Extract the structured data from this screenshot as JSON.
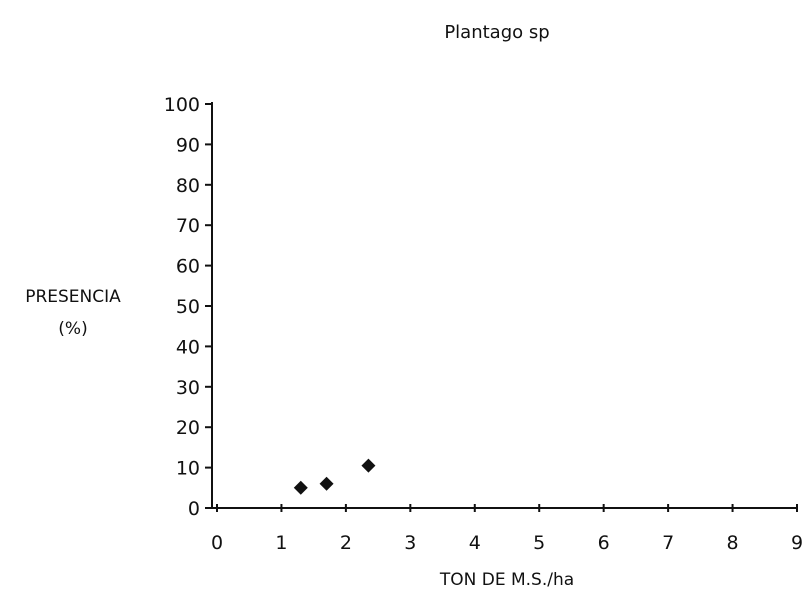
{
  "chart_data": {
    "type": "scatter",
    "title": "Plantago sp",
    "xlabel": "TON DE M.S./ha",
    "ylabel": [
      "PRESENCIA",
      "(%)"
    ],
    "xlim": [
      0,
      9
    ],
    "ylim": [
      0,
      100
    ],
    "x_ticks": [
      0,
      1,
      2,
      3,
      4,
      5,
      6,
      7,
      8,
      9
    ],
    "y_ticks": [
      0,
      10,
      20,
      30,
      40,
      50,
      60,
      70,
      80,
      90,
      100
    ],
    "grid": false,
    "legend": "none",
    "marker": "diamond",
    "color": "#111111",
    "series": [
      {
        "points": [
          {
            "x": 1.3,
            "y": 5
          },
          {
            "x": 1.7,
            "y": 6
          },
          {
            "x": 2.35,
            "y": 10.5
          }
        ]
      }
    ]
  }
}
■ ■ ■ ■ ■ ■ ■
* Stated exercise
Repeat each line of the records above exactly, but do not copy the pictures.

* Task solution
Extract the structured data from this screenshot as JSON.
{
  "chart_data": {
    "type": "scatter",
    "title": "Plantago sp",
    "xlabel": "TON DE M.S./ha",
    "ylabel": [
      "PRESENCIA",
      "(%)"
    ],
    "xlim": [
      0,
      9
    ],
    "ylim": [
      0,
      100
    ],
    "x_ticks": [
      0,
      1,
      2,
      3,
      4,
      5,
      6,
      7,
      8,
      9
    ],
    "y_ticks": [
      0,
      10,
      20,
      30,
      40,
      50,
      60,
      70,
      80,
      90,
      100
    ],
    "grid": false,
    "legend": "none",
    "marker": "diamond",
    "color": "#111111",
    "series": [
      {
        "points": [
          {
            "x": 1.3,
            "y": 5
          },
          {
            "x": 1.7,
            "y": 6
          },
          {
            "x": 2.35,
            "y": 10.5
          }
        ]
      }
    ]
  }
}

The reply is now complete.